• _The data_:
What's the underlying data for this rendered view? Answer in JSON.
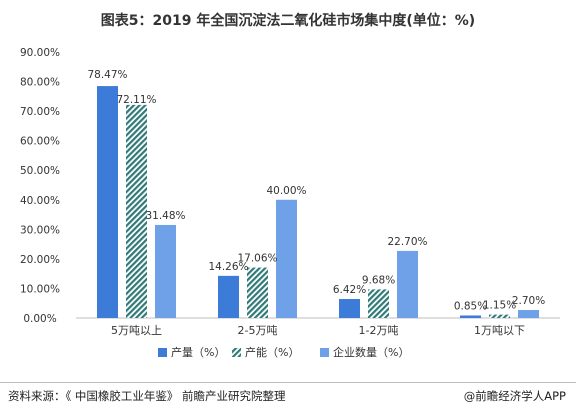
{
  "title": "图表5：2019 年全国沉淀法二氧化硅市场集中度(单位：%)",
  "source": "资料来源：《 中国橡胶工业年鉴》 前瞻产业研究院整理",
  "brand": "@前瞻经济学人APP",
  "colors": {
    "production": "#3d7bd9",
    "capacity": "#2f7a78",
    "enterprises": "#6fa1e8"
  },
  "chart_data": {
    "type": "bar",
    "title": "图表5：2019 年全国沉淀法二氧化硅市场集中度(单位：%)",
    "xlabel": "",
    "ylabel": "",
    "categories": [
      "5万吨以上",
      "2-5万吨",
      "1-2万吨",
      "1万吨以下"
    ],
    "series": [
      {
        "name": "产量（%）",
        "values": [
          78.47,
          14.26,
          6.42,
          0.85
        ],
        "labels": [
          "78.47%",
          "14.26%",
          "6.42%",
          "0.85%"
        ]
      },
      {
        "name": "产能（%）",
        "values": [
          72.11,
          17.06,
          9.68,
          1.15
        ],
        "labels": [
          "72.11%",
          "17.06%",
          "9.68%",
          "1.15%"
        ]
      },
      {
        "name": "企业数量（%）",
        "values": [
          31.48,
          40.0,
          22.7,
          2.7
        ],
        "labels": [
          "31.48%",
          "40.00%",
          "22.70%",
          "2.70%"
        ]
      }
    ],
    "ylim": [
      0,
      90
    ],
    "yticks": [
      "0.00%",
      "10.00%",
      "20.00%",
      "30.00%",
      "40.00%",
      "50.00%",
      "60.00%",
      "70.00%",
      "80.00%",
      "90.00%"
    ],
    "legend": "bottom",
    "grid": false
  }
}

* * *

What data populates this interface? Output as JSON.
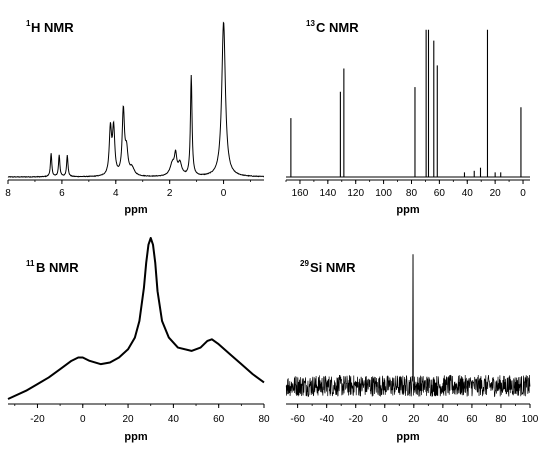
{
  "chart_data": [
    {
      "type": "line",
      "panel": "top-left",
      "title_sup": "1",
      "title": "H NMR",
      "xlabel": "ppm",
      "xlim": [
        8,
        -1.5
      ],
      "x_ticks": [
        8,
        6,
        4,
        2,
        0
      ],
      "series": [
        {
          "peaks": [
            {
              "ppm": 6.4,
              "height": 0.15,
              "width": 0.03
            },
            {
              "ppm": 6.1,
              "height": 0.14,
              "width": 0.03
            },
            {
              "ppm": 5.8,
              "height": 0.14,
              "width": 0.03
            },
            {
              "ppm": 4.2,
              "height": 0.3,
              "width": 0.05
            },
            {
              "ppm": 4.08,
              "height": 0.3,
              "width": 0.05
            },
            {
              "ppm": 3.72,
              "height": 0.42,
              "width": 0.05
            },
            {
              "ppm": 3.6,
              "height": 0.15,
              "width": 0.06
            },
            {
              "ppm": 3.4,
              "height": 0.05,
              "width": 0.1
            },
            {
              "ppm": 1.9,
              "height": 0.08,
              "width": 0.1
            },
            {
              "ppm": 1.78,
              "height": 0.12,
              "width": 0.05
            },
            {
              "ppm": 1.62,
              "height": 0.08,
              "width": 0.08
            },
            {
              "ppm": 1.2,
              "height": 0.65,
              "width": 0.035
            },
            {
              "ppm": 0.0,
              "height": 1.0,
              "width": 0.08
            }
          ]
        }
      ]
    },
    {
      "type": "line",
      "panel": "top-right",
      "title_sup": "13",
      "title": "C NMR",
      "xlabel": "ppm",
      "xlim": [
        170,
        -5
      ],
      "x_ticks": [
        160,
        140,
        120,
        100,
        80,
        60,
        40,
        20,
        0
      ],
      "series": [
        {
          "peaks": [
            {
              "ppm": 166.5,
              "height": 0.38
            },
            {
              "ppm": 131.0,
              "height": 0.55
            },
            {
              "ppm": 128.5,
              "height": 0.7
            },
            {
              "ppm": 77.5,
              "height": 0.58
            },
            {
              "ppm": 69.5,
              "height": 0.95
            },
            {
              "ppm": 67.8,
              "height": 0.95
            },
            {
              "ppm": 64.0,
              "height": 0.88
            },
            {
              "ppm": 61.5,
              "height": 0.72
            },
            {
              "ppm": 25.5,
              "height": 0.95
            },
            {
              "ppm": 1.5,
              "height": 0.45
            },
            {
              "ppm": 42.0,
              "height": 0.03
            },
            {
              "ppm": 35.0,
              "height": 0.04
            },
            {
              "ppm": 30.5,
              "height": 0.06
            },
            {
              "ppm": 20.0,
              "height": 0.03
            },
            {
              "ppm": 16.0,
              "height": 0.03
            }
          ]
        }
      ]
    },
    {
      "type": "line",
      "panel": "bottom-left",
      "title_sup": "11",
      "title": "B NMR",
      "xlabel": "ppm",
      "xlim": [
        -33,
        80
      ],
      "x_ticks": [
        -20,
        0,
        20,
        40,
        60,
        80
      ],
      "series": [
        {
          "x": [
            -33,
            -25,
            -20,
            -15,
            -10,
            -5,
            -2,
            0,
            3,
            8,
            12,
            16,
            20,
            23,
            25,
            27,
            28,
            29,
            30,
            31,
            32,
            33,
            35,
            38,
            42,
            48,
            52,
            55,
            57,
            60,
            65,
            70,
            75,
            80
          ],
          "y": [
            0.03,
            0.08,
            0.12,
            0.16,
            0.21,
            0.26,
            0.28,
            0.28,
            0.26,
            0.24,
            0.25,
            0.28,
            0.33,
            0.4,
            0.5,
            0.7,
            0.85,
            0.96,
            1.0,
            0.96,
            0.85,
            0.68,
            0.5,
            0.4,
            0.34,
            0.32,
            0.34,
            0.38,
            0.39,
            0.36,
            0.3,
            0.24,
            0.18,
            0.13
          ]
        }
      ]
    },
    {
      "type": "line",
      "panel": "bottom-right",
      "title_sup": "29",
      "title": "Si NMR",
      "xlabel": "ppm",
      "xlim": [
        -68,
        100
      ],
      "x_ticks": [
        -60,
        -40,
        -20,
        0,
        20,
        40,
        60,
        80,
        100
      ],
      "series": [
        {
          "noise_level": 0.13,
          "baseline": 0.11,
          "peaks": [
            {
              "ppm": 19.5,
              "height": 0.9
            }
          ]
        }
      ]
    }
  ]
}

• _What to work on_:
Filter the data, keeping only the lines that contain "bottom".

• _Output_:
    "legend": "bottom",
      "panel": "bottom-left",
      "panel": "bottom-right",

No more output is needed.